# RAW DATA start

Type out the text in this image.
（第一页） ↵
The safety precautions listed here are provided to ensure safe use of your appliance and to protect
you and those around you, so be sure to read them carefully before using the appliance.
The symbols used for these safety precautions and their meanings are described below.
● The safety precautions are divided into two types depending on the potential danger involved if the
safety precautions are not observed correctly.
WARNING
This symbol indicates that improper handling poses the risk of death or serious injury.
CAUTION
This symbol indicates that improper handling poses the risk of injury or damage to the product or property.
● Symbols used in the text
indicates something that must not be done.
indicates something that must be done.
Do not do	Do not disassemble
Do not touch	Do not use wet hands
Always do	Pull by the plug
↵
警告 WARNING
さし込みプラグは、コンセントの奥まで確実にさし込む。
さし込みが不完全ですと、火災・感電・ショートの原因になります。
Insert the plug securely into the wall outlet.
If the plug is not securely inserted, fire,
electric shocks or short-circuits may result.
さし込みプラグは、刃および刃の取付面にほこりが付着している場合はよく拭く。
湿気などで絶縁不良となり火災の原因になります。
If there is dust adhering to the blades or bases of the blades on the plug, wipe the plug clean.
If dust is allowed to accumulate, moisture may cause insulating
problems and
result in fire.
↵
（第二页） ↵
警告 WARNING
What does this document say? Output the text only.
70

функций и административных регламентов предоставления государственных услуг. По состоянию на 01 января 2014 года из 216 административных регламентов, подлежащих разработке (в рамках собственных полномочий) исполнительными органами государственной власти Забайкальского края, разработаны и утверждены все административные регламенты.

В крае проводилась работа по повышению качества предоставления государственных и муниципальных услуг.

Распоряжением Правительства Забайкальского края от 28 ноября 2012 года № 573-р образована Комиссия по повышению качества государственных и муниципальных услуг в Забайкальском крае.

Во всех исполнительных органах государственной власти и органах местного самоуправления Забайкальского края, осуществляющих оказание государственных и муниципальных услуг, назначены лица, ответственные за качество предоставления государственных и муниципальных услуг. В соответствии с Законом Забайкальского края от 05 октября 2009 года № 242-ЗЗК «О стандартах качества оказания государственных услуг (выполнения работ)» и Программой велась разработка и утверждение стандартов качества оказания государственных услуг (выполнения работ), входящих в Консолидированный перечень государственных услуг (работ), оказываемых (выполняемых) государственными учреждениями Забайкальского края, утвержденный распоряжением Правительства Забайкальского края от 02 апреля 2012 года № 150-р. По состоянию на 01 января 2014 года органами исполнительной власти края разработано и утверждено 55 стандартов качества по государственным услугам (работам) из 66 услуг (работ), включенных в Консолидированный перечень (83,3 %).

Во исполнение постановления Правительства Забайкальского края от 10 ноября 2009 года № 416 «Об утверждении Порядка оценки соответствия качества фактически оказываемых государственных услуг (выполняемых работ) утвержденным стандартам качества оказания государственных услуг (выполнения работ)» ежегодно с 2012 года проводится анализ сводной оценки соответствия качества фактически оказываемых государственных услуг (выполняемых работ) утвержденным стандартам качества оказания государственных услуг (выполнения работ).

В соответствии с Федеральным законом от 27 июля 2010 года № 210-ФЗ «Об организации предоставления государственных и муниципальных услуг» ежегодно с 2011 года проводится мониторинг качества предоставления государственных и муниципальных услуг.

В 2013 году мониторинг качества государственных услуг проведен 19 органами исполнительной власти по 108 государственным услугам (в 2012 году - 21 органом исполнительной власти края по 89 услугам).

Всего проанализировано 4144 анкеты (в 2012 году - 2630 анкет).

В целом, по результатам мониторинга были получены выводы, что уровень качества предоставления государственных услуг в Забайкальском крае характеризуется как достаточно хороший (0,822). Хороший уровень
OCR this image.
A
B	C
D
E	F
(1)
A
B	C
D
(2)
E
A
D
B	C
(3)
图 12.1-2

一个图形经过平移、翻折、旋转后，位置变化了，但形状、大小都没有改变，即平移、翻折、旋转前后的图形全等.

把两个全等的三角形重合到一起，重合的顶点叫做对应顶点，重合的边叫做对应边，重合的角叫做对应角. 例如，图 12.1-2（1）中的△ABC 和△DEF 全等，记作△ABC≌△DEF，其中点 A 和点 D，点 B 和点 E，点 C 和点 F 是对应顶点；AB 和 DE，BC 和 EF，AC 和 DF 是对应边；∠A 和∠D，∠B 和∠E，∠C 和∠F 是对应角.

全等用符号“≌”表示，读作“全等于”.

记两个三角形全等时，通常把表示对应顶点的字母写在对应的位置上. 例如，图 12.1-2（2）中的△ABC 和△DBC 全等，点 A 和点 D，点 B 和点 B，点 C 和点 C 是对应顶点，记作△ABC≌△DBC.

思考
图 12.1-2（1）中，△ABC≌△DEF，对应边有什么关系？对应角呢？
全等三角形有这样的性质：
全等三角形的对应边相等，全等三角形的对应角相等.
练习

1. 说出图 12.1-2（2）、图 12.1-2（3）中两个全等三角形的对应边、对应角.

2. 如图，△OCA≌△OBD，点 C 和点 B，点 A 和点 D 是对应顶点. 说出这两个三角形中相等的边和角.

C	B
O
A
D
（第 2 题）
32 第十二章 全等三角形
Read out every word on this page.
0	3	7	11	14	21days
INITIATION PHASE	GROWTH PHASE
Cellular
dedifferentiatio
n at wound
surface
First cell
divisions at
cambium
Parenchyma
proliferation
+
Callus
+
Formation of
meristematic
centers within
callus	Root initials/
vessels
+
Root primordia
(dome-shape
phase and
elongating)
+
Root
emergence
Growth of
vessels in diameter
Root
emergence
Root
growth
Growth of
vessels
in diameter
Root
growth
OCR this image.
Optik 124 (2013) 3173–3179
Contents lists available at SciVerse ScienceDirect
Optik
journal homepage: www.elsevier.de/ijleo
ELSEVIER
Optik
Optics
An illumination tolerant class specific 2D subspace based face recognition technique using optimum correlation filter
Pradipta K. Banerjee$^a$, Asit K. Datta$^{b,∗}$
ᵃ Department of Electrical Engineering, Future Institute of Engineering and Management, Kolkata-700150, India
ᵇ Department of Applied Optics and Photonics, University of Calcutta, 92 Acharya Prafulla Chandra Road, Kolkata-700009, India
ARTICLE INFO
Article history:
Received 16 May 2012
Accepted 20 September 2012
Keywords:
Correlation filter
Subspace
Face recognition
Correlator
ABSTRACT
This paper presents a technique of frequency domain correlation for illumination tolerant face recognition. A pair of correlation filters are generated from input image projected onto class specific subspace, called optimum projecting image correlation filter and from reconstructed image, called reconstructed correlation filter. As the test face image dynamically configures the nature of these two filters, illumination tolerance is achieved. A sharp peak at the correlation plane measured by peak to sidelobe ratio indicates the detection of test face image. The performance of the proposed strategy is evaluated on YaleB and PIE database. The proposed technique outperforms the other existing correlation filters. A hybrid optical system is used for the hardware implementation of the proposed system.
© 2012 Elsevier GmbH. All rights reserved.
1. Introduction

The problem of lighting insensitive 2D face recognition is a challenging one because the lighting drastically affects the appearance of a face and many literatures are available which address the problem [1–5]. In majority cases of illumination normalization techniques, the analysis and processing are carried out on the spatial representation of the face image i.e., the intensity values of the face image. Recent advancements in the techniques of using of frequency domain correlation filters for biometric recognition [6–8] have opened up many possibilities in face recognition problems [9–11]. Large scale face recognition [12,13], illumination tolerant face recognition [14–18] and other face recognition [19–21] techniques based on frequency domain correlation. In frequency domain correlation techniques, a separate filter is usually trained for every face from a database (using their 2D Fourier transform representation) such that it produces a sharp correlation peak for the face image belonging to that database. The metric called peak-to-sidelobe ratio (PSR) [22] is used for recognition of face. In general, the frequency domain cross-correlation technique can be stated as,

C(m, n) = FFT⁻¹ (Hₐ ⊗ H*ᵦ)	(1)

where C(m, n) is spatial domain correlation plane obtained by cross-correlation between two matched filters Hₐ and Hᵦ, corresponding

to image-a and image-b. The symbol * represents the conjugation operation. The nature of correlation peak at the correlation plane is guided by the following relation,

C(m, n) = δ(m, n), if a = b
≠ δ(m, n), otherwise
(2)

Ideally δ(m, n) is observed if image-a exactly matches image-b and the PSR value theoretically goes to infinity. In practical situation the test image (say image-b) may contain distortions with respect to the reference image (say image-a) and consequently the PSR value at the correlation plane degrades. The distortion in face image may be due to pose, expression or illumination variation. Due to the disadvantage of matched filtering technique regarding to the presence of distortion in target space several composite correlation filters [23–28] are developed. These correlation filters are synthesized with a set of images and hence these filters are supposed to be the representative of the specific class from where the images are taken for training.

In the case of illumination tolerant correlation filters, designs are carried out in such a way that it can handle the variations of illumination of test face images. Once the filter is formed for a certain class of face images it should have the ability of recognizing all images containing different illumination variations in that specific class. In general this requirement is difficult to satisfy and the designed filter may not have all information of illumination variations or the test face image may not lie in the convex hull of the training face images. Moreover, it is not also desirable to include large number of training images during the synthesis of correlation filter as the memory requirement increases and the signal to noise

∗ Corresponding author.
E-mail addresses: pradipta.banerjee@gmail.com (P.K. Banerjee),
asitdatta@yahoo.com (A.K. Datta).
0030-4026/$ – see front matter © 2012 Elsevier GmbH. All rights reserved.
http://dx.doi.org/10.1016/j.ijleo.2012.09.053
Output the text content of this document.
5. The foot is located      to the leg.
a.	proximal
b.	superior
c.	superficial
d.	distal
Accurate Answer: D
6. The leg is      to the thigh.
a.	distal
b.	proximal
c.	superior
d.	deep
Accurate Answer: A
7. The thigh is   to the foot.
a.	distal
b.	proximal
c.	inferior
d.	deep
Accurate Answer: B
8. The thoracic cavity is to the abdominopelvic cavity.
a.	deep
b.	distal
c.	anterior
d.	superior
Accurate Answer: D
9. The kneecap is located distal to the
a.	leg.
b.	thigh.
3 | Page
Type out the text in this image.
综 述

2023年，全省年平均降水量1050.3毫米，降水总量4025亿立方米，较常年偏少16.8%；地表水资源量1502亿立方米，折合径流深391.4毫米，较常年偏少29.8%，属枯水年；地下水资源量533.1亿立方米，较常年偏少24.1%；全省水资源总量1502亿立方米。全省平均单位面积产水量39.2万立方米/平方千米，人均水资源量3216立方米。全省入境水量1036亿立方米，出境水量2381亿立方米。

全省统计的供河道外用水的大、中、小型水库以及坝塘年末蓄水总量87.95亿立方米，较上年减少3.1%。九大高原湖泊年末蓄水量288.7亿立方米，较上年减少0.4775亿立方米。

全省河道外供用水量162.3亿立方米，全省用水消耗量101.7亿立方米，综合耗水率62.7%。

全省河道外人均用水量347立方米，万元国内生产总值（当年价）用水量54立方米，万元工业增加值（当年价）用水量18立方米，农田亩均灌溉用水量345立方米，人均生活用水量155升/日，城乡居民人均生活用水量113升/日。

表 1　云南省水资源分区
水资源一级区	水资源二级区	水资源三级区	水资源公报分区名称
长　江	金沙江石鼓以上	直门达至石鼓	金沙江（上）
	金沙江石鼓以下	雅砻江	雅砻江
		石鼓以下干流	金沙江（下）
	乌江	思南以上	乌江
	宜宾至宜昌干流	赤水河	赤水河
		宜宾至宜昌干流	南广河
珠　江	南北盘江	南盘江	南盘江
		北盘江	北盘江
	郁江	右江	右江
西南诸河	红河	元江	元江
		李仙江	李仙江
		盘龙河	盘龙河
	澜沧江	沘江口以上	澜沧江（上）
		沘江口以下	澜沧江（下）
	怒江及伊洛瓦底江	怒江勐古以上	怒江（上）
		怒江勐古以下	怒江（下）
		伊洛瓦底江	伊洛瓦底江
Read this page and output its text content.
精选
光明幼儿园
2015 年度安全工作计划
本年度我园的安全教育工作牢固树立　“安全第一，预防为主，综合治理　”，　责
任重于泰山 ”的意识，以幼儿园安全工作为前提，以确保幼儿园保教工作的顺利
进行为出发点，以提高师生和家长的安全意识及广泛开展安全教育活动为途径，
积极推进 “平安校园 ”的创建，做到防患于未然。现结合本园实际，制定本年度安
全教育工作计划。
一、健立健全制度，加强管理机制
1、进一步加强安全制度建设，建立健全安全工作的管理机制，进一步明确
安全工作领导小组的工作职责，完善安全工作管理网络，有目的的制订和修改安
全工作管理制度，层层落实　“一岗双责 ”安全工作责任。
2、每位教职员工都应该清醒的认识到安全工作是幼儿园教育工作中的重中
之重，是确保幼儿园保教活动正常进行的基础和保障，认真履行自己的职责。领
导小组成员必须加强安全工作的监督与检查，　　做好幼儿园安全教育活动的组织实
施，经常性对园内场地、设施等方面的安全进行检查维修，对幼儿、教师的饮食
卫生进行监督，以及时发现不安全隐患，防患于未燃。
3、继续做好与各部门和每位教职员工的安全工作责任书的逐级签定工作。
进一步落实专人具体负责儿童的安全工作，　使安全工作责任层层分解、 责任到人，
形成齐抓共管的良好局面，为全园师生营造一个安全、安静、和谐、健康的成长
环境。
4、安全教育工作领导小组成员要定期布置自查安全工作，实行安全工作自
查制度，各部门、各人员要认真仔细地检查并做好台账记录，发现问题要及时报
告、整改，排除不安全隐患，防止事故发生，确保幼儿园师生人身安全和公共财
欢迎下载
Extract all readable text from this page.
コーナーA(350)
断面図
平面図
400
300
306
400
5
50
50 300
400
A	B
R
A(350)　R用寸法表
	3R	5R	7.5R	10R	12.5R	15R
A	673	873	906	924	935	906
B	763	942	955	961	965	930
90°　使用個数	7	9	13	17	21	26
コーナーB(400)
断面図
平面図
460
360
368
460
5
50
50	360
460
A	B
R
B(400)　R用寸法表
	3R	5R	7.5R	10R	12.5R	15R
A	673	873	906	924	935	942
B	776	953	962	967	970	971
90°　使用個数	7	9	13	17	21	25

# RAW DATA end

> **WORK TO DO**
Look through the entries and find each line that has the string "India". Copy those lines.

> **RESPONSE TO THIS EXERCISE**
ᵃ Department of Electrical Engineering, Future Institute of Engineering and Management, Kolkata-700150, India
ᵇ Department of Applied Optics and Photonics, University of Calcutta, 92 Acharya Prafulla Chandra Road, Kolkata-700009, India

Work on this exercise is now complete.